- **WHAT THE TASK REQUIRES**
Among the entries below, count the lines where the string "Self" occurs, and give only the number.

[Extracted records]
•••

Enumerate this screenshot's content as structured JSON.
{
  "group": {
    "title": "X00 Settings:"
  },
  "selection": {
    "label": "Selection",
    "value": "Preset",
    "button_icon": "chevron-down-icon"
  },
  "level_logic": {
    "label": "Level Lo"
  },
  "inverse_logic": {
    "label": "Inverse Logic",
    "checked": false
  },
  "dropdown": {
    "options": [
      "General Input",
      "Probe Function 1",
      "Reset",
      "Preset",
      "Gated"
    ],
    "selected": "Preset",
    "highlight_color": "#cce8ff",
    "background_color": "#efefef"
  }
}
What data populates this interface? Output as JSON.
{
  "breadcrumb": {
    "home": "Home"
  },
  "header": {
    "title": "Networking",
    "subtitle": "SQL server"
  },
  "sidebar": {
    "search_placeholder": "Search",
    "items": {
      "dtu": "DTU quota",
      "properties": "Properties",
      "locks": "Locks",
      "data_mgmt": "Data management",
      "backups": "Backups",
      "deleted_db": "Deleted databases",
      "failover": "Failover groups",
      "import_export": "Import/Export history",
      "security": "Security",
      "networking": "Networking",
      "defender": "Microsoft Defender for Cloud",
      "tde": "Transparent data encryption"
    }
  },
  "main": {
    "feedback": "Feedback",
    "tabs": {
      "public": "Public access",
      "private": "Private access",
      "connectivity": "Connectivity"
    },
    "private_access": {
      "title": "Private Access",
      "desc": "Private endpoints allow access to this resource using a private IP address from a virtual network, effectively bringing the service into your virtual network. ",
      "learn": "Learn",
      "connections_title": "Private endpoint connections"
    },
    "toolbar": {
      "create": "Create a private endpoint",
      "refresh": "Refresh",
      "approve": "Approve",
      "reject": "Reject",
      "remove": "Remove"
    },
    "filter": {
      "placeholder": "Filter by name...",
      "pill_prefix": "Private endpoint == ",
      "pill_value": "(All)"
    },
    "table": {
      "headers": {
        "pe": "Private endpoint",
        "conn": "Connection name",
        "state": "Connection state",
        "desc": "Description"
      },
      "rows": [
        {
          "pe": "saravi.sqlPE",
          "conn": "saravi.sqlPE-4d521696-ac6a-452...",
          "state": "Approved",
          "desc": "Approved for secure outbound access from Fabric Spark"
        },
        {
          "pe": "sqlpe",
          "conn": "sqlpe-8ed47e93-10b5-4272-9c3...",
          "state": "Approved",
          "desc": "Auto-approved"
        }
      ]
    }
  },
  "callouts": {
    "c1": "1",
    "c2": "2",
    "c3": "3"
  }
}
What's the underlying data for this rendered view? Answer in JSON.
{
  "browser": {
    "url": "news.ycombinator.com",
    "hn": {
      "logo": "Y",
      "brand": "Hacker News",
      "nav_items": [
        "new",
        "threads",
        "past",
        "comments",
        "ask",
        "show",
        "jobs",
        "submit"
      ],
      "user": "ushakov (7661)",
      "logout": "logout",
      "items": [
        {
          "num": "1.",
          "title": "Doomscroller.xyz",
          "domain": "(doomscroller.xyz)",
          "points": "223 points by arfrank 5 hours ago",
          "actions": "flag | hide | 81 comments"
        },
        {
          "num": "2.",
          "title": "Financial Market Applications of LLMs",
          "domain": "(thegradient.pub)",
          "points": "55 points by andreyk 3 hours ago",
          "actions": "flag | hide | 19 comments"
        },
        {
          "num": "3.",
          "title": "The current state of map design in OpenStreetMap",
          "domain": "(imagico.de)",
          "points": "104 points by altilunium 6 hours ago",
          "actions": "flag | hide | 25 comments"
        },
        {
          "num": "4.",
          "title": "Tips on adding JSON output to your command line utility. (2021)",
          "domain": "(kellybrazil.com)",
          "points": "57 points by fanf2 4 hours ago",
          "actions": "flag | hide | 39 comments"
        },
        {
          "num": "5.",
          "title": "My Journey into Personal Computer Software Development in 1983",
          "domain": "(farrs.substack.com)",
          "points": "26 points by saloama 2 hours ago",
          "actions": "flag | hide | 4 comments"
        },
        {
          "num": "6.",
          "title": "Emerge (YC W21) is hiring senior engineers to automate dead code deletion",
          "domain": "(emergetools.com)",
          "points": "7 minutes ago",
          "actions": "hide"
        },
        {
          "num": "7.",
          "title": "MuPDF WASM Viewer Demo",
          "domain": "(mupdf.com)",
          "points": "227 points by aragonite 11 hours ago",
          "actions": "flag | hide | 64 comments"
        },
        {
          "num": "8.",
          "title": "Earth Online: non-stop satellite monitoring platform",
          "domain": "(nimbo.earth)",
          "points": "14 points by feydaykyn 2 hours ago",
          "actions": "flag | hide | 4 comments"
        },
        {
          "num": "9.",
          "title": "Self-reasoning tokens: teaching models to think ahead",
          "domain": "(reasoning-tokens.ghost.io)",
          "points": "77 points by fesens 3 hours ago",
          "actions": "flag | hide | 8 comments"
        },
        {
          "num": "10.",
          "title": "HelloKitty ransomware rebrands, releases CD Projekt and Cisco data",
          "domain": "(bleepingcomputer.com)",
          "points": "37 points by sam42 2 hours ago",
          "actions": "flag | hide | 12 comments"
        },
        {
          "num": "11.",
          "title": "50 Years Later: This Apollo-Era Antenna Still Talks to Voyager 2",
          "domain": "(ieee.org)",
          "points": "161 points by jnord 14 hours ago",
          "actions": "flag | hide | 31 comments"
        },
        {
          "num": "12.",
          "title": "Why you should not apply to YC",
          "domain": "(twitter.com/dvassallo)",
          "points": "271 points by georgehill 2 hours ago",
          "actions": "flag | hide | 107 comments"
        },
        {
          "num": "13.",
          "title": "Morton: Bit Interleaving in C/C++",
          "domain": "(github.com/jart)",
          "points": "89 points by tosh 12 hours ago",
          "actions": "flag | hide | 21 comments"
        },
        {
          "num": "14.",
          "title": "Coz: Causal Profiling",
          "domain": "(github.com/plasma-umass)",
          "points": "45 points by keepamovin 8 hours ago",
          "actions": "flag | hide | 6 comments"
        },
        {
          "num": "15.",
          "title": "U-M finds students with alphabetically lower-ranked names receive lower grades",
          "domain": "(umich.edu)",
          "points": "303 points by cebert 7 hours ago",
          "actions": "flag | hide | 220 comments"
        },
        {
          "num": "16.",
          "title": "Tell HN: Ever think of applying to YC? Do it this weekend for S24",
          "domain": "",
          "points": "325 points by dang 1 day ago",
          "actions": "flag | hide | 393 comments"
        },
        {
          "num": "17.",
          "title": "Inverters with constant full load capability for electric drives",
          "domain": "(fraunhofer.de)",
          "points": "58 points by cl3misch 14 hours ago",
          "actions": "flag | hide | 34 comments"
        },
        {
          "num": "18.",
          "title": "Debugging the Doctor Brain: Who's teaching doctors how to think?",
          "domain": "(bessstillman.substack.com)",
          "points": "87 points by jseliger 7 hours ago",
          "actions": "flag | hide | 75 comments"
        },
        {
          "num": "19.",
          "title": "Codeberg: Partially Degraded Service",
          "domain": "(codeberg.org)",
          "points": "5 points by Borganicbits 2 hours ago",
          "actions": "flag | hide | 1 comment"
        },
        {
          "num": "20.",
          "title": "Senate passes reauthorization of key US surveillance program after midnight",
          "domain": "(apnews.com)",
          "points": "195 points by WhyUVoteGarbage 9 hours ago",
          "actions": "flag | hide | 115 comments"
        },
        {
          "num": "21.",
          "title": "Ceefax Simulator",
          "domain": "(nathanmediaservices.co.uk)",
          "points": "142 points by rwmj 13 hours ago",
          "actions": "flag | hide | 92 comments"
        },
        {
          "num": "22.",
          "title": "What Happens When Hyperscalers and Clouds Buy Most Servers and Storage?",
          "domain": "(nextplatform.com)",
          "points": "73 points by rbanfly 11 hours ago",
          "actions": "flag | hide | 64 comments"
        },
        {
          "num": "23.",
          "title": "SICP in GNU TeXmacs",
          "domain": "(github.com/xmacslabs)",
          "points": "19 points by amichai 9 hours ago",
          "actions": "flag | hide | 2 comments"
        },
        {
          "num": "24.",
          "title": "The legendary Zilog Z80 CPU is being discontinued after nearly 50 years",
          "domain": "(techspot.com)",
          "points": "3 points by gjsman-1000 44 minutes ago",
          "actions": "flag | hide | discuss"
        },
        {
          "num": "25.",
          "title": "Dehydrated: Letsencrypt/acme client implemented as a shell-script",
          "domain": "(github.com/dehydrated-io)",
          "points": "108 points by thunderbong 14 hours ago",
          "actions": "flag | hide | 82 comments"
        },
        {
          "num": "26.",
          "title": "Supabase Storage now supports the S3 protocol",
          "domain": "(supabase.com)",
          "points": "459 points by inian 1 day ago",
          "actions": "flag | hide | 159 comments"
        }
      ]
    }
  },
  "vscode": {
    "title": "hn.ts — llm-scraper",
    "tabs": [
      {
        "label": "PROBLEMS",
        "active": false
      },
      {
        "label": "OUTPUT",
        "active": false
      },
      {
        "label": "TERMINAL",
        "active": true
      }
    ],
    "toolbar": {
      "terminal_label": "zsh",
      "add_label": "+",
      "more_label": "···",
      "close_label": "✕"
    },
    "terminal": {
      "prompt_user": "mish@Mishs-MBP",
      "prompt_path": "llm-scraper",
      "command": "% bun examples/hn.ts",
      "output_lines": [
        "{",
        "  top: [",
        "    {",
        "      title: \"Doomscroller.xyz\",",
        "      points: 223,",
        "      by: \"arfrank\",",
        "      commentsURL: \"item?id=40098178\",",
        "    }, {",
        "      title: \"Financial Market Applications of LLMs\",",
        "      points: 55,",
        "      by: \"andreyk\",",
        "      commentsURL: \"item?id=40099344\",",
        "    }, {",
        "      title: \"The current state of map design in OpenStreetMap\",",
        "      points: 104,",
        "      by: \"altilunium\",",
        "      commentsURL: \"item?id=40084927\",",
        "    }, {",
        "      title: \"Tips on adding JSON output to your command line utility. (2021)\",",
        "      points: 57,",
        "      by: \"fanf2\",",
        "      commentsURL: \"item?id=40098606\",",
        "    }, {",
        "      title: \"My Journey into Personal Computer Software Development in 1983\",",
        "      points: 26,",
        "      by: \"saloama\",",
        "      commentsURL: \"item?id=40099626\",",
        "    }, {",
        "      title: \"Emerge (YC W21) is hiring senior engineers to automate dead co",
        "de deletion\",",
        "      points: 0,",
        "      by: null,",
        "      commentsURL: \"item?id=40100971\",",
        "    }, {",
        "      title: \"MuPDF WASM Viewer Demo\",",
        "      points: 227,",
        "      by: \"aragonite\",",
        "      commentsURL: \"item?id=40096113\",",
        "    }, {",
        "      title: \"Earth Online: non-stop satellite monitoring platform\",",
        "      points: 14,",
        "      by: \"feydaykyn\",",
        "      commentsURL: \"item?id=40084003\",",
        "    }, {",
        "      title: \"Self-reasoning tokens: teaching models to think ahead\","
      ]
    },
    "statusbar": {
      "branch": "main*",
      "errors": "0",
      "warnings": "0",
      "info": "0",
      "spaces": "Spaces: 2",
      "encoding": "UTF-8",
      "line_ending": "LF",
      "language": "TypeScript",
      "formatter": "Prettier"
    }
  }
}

•••

- **COMPLETED EXERCISE**
2